» **Task details**
Your answer should be a single number: the count of lines in the material below that hold "this".

** START OF Dataset **

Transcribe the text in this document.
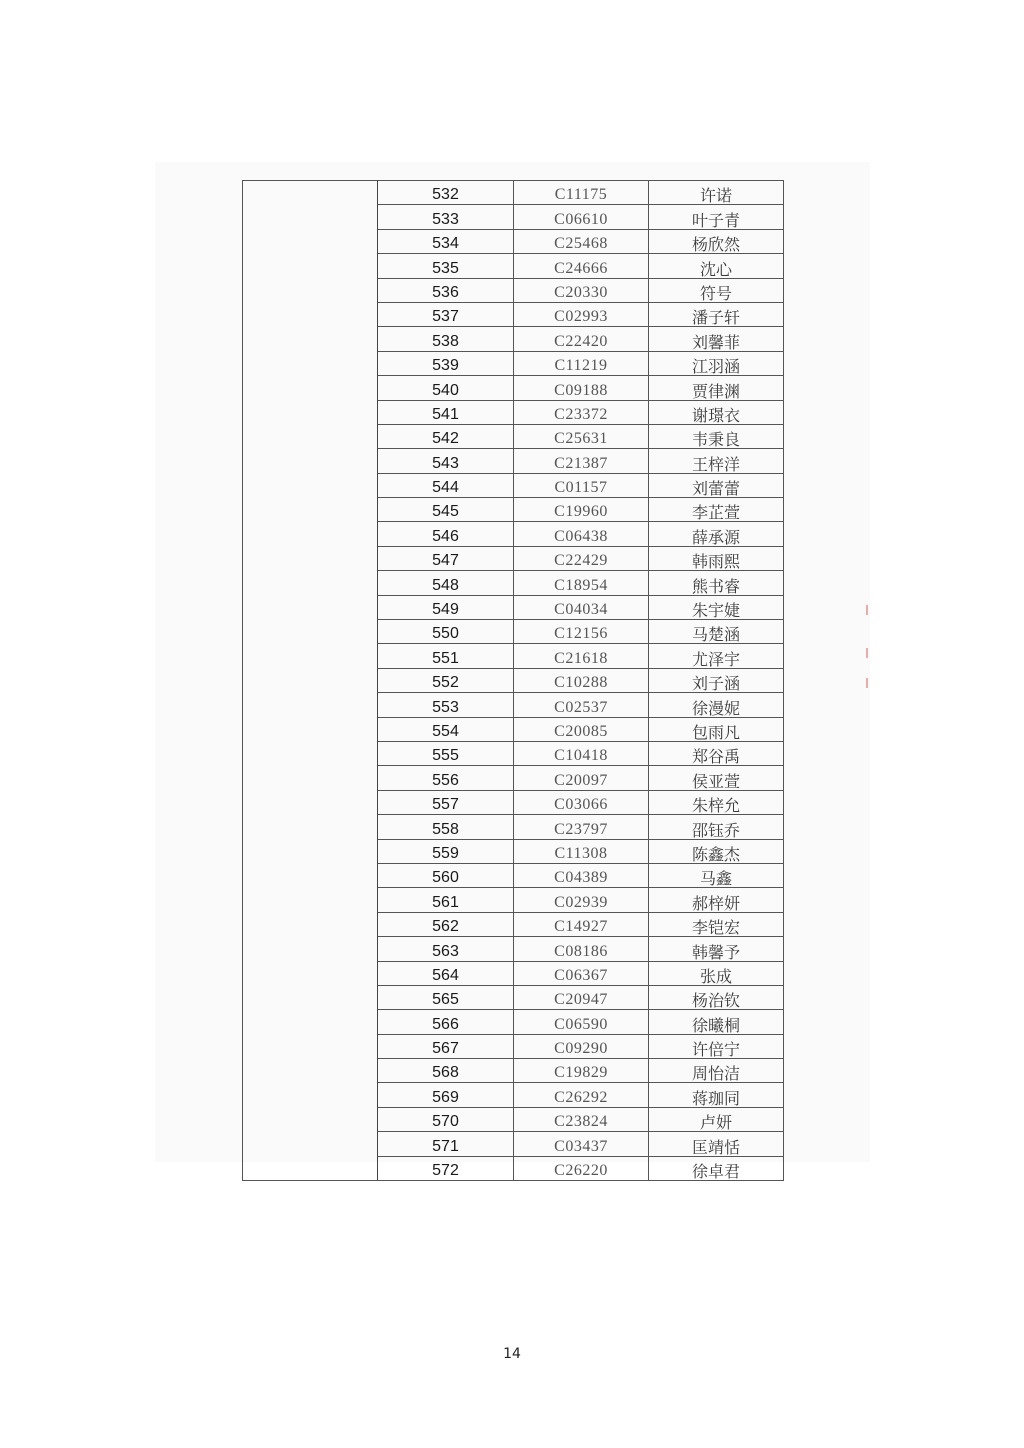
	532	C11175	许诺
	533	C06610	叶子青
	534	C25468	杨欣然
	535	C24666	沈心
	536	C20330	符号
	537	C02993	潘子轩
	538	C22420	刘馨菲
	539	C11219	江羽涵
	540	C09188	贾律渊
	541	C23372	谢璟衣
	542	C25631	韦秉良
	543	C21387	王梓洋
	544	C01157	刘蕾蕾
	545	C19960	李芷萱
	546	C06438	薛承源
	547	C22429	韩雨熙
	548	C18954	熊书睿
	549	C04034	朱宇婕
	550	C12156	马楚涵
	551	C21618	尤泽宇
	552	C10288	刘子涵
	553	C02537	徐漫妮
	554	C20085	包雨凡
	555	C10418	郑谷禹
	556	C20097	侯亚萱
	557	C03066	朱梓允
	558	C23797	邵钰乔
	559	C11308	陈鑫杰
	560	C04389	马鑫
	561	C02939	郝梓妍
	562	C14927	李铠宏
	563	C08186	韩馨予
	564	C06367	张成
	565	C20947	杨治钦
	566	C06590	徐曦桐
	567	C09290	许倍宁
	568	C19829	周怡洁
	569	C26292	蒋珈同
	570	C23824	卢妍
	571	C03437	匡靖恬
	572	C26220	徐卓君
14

** END OF Dataset **
** START OF Dataset **

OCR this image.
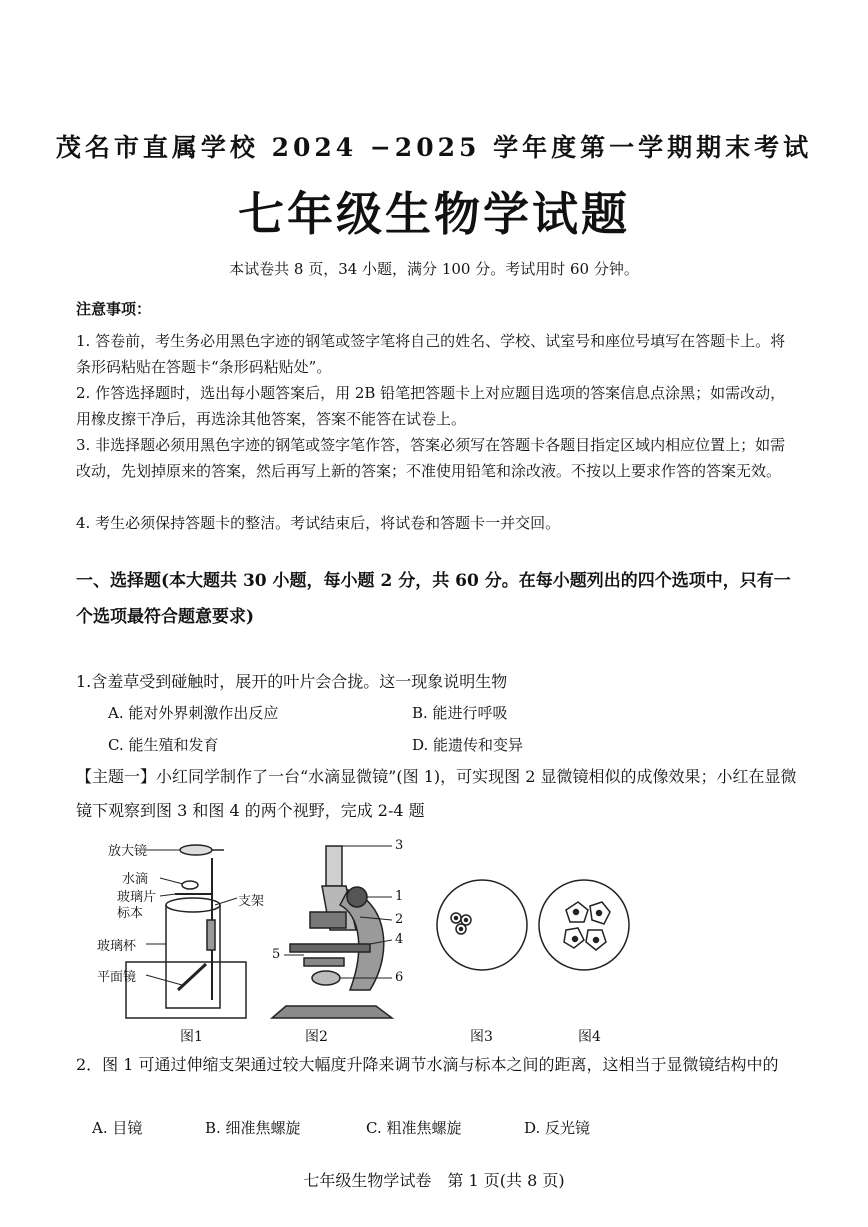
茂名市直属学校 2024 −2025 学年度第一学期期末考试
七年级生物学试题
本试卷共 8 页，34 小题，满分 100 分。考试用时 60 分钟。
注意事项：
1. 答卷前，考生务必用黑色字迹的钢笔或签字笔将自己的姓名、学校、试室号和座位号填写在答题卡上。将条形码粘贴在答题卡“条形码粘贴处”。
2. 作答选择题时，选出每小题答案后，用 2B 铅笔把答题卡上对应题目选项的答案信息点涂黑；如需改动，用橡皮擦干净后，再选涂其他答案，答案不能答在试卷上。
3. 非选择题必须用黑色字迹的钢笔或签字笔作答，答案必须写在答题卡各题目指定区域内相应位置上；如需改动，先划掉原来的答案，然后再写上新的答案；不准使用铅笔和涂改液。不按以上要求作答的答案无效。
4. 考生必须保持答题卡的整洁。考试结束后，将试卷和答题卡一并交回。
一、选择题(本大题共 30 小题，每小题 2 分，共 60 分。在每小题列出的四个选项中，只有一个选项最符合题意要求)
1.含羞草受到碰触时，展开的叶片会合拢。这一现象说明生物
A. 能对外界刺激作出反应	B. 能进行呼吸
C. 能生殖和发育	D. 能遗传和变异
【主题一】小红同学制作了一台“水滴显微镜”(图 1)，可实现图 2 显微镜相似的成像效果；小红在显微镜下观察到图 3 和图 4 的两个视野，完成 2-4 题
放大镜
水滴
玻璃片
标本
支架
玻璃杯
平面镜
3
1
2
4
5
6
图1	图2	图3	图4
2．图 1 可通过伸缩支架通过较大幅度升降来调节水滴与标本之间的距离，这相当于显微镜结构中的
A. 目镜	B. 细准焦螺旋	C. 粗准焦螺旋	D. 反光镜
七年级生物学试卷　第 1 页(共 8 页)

** END OF Dataset **

» **Correct result**
2